WORK INSTRUCTIONS —
Make an exact copy of all the data.

INPUT ROWS —
····················

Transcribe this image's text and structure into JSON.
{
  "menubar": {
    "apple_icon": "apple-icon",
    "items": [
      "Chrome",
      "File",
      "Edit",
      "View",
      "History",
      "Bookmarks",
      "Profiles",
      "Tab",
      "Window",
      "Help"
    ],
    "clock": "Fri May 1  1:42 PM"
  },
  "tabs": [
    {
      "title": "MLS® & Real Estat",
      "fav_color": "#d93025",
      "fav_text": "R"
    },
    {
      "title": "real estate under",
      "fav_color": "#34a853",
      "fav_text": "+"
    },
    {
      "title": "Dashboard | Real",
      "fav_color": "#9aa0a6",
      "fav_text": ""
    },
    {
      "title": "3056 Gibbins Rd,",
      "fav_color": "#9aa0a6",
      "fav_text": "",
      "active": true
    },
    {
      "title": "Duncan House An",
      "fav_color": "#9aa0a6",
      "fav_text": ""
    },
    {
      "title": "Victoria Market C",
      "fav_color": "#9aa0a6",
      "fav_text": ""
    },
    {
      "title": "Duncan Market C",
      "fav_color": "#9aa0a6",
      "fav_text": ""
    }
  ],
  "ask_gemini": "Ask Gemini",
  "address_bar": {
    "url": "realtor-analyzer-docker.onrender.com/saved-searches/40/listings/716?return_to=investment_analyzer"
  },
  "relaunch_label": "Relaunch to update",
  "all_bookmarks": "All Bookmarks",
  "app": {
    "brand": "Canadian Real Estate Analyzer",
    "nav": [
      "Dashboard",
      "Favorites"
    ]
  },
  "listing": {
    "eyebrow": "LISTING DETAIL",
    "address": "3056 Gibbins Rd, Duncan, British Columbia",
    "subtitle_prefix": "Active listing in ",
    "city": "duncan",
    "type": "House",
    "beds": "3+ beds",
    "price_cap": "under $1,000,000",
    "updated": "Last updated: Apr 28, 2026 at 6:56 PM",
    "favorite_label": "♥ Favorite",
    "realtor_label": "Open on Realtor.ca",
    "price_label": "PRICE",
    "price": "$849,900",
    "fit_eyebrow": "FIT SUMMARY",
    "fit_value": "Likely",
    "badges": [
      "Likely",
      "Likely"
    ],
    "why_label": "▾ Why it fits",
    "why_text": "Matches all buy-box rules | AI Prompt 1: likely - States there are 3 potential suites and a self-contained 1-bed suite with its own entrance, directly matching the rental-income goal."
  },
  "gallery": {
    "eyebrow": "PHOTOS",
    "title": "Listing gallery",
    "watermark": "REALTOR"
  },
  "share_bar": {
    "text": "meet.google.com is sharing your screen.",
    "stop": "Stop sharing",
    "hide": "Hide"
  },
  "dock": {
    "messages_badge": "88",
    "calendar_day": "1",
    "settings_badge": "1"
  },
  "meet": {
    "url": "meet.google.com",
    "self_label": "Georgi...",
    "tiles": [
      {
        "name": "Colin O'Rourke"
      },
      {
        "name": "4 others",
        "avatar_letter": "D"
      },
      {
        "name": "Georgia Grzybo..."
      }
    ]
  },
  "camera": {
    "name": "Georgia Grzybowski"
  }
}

····················

THE COMPLETED TASK —
Transcribe this image's text and structure into JSON.
{
  "menubar": {
    "apple_icon": "apple-icon",
    "items": [
      "Chrome",
      "File",
      "Edit",
      "View",
      "History",
      "Bookmarks",
      "Profiles",
      "Tab",
      "Window",
      "Help"
    ],
    "clock": "Fri May 1  1:42 PM"
  },
  "tabs": [
    {
      "title": "MLS® & Real Estat",
      "fav_color": "#d93025",
      "fav_text": "R"
    },
    {
      "title": "real estate under",
      "fav_color": "#34a853",
      "fav_text": "+"
    },
    {
      "title": "Dashboard | Real",
      "fav_color": "#9aa0a6",
      "fav_text": ""
    },
    {
      "title": "3056 Gibbins Rd,",
      "fav_color": "#9aa0a6",
      "fav_text": "",
      "active": true
    },
    {
      "title": "Duncan House An",
      "fav_color": "#9aa0a6",
      "fav_text": ""
    },
    {
      "title": "Victoria Market C",
      "fav_color": "#9aa0a6",
      "fav_text": ""
    },
    {
      "title": "Duncan Market C",
      "fav_color": "#9aa0a6",
      "fav_text": ""
    }
  ],
  "ask_gemini": "Ask Gemini",
  "address_bar": {
    "url": "realtor-analyzer-docker.onrender.com/saved-searches/40/listings/716?return_to=investment_analyzer"
  },
  "relaunch_label": "Relaunch to update",
  "all_bookmarks": "All Bookmarks",
  "app": {
    "brand": "Canadian Real Estate Analyzer",
    "nav": [
      "Dashboard",
      "Favorites"
    ]
  },
  "listing": {
    "eyebrow": "LISTING DETAIL",
    "address": "3056 Gibbins Rd, Duncan, British Columbia",
    "subtitle_prefix": "Active listing in ",
    "city": "duncan",
    "type": "House",
    "beds": "3+ beds",
    "price_cap": "under $1,000,000",
    "updated": "Last updated: Apr 28, 2026 at 6:56 PM",
    "favorite_label": "♥ Favorite",
    "realtor_label": "Open on Realtor.ca",
    "price_label": "PRICE",
    "price": "$849,900",
    "fit_eyebrow": "FIT SUMMARY",
    "fit_value": "Likely",
    "badges": [
      "Likely",
      "Likely"
    ],
    "why_label": "▾ Why it fits",
    "why_text": "Matches all buy-box rules | AI Prompt 1: likely - States there are 3 potential suites and a self-contained 1-bed suite with its own entrance, directly matching the rental-income goal."
  },
  "gallery": {
    "eyebrow": "PHOTOS",
    "title": "Listing gallery",
    "watermark": "REALTOR"
  },
  "share_bar": {
    "text": "meet.google.com is sharing your screen.",
    "stop": "Stop sharing",
    "hide": "Hide"
  },
  "dock": {
    "messages_badge": "88",
    "calendar_day": "1",
    "settings_badge": "1"
  },
  "meet": {
    "url": "meet.google.com",
    "self_label": "Georgi...",
    "tiles": [
      {
        "name": "Colin O'Rourke"
      },
      {
        "name": "4 others",
        "avatar_letter": "D"
      },
      {
        "name": "Georgia Grzybo..."
      }
    ]
  },
  "camera": {
    "name": "Georgia Grzybowski"
  }
}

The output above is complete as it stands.